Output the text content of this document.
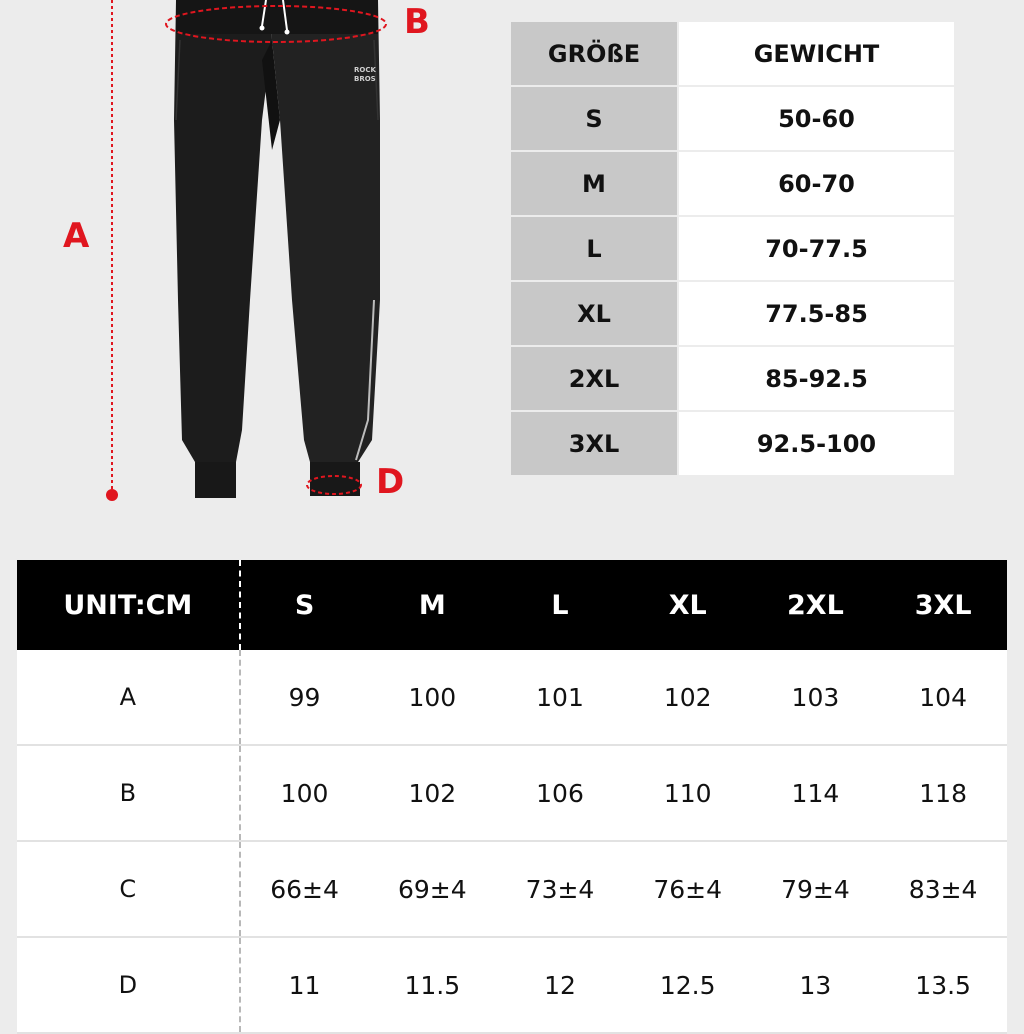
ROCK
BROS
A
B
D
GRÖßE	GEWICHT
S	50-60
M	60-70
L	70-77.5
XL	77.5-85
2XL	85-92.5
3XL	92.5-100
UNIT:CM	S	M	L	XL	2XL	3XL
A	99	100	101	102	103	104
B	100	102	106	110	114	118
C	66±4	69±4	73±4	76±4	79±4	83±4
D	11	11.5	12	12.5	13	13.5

++++++++++++++++++++

- **Direction**
Copy each line in full and exactly, omitting any picture.

- **Full solution**
Output the text content of this document.
ROCK
BROS
A
B
D
GRÖßE	GEWICHT
S	50-60
M	60-70
L	70-77.5
XL	77.5-85
2XL	85-92.5
3XL	92.5-100
UNIT:CM	S	M	L	XL	2XL	3XL
A	99	100	101	102	103	104
B	100	102	106	110	114	118
C	66±4	69±4	73±4	76±4	79±4	83±4
D	11	11.5	12	12.5	13	13.5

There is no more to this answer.